The problem
Write out the material again word for word, dropping any images it holds.
··· Data supplied
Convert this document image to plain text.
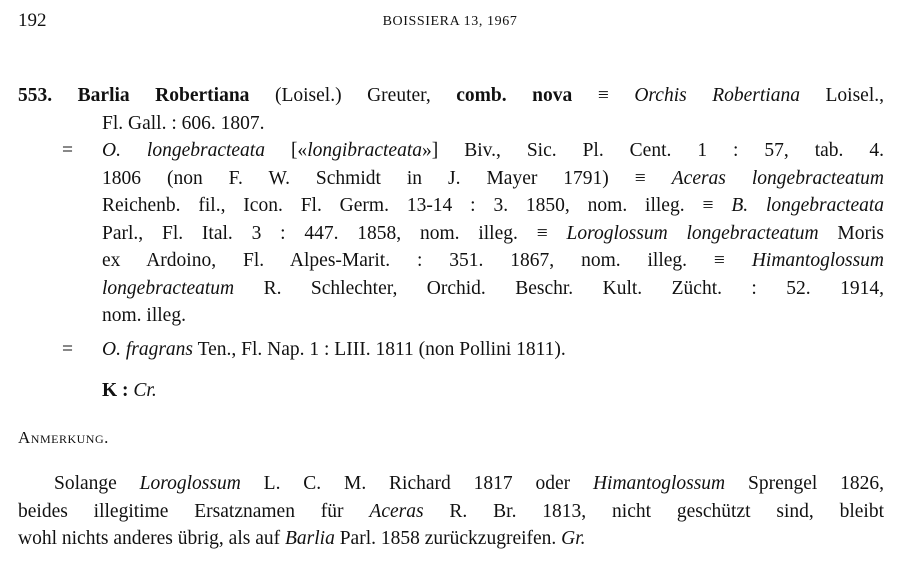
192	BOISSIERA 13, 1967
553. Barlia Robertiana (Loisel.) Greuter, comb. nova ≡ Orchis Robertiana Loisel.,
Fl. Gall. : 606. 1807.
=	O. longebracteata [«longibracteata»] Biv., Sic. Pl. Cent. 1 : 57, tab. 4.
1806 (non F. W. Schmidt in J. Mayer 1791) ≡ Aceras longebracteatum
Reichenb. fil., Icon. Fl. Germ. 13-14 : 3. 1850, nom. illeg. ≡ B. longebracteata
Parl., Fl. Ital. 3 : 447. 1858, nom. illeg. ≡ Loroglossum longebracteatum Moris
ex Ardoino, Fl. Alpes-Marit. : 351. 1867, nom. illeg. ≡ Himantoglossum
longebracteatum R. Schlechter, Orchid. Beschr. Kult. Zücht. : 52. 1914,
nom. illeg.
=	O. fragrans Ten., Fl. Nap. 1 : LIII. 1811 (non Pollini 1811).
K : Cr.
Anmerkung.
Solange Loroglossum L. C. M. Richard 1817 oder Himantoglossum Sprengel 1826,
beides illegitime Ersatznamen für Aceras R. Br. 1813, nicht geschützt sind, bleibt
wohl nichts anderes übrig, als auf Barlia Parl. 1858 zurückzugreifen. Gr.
······
Solution to this exercise
Convert this document image to plain text.
192	BOISSIERA 13, 1967
553. Barlia Robertiana (Loisel.) Greuter, comb. nova ≡ Orchis Robertiana Loisel.,
Fl. Gall. : 606. 1807.
=	O. longebracteata [«longibracteata»] Biv., Sic. Pl. Cent. 1 : 57, tab. 4.
1806 (non F. W. Schmidt in J. Mayer 1791) ≡ Aceras longebracteatum
Reichenb. fil., Icon. Fl. Germ. 13-14 : 3. 1850, nom. illeg. ≡ B. longebracteata
Parl., Fl. Ital. 3 : 447. 1858, nom. illeg. ≡ Loroglossum longebracteatum Moris
ex Ardoino, Fl. Alpes-Marit. : 351. 1867, nom. illeg. ≡ Himantoglossum
longebracteatum R. Schlechter, Orchid. Beschr. Kult. Zücht. : 52. 1914,
nom. illeg.
=	O. fragrans Ten., Fl. Nap. 1 : LIII. 1811 (non Pollini 1811).
K : Cr.
Anmerkung.
Solange Loroglossum L. C. M. Richard 1817 oder Himantoglossum Sprengel 1826,
beides illegitime Ersatznamen für Aceras R. Br. 1813, nicht geschützt sind, bleibt
wohl nichts anderes übrig, als auf Barlia Parl. 1858 zurückzugreifen. Gr.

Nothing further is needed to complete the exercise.